How to profile a vector outer product in matlab - matlab

during my matlab profiling, i noticed one line of code that consumes much more time than i imagined. Any idea how to make it faster?
X = Y(ids_A, ids_A) - (Y(ids_A,k) * Y(k,ids_A))/Y(k,k);
X, and Y are symmetric matrices with the same size (dxd), k is an index of a single row/column in Y, ids_A is a vector of indices of all the other rows/columns( therefore Y(ids_A,k) is a column vector and Y(k,ids_A) is a row vector)
ids_A = setxor(1:d,k);
Thanks!

You can perhaps replace the outer product multiplication with a call to bsxfun:
X = Y(ids_A, ids_A) - (bsxfun(#times, Y(ids_A,k), Y(k,ids_A))/Y(k,k));
So how does the above code work? Let's take a look at the definition of the outer product when one vector is 4 elements and the other 3 elements:
Source: Wikipedia
As you can see, the outer product is created by element-wise products where the first vector u is replicated horizontally while the second vector v is replicated vertically. You then find the element-wise products of each element to produce your result. This is eloquently done with bsxfun:
bsxfun(#times, u, v.');
u would be a column vector and v.' would be a row vector. bsxfun naturally replicates the data to follow the above pattern, and then we use #times to perform the element-wise products.

I am assuming your code to look something like this -
for k = 1:d
ids_A = setxor(1:d,k);
X = Y(ids_A, ids_A) - (Y(ids_A,k) * Y(k,ids_A))/Y(k,k);
end
With the given code snippet, it's safe to assume that you are somehow using X within that loop. You can calculate all the X matrices as a pre-calculation step before the start of such a loop and these calculations could be performed as a vectorized approach.

▶ _RECORDS SHOWN_
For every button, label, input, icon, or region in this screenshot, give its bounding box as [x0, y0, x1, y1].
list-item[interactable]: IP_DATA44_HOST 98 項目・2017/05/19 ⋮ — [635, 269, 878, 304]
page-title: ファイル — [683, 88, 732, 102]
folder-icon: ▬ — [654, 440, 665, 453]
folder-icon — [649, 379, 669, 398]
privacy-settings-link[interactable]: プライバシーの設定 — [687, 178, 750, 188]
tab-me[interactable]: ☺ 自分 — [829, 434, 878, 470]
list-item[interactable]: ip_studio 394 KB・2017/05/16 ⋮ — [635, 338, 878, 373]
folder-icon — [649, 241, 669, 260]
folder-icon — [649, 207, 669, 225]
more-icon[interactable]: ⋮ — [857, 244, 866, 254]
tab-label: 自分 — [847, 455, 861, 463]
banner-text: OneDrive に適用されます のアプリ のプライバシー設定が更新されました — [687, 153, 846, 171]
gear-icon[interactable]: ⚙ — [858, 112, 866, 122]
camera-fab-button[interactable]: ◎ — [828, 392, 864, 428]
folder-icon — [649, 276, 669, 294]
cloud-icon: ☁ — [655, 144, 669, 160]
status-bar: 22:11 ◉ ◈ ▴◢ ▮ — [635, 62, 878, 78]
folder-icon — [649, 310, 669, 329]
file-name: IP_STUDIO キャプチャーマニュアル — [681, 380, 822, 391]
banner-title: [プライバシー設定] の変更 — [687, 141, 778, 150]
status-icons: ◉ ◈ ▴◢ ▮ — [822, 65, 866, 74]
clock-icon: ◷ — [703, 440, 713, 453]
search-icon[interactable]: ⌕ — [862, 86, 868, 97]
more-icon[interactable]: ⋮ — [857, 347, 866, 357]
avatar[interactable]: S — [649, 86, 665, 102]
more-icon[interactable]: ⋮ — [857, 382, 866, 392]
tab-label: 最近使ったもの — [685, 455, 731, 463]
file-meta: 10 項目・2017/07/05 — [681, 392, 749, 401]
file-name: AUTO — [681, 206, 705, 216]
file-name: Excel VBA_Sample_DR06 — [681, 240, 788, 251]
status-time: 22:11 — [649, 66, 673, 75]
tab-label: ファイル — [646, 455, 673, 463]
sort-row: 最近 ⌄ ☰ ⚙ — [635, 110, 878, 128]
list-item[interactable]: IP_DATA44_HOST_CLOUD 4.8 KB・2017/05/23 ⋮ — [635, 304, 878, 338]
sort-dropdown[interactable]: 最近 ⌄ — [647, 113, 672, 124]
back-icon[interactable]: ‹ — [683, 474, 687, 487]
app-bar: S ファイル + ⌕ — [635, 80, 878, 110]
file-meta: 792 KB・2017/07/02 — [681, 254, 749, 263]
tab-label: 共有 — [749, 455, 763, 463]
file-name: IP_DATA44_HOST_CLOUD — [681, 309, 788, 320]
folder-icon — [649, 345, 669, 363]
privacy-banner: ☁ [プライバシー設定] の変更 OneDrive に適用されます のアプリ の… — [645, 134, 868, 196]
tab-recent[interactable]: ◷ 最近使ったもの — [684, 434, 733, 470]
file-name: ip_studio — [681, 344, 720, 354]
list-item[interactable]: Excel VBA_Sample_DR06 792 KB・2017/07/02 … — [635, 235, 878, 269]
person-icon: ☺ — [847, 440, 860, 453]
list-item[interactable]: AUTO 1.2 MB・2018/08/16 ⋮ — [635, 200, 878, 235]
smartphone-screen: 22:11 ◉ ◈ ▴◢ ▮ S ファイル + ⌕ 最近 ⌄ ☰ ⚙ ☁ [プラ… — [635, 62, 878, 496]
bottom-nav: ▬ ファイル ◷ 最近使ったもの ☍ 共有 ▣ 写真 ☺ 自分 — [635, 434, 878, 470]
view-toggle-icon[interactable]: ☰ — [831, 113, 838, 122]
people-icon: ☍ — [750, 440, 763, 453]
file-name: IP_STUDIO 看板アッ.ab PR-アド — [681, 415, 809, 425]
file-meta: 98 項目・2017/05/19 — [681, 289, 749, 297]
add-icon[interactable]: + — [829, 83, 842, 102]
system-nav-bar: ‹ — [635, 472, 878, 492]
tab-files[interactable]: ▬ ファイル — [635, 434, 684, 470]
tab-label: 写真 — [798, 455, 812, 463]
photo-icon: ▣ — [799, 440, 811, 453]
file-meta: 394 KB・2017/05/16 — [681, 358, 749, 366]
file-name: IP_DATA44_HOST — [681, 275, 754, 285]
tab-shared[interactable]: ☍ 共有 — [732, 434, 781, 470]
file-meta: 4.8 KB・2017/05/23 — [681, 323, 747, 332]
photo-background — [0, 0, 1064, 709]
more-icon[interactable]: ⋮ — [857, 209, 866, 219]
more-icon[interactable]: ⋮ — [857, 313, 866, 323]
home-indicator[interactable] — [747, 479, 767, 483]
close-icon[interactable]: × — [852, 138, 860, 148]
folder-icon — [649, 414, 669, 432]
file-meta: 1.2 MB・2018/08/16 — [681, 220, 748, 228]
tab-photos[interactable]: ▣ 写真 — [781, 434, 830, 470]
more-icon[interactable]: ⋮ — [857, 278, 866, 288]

▶ _EXERCISE DETAILS_
Answer these questions from the MATLAB profiling thread:
(a) Which function does the first reply propose in place of the outer product multiplication?
(b) What expression is given for computing ids_A?
(c) In the second reply, when can all the X matrices be calculated?

▶ _RESPONSE BELOW_
(a) bsxfun
(b) ids_A = setxor(1:d,k);
(c) As a pre-calculation step before the start of the loop, using a vectorized approach.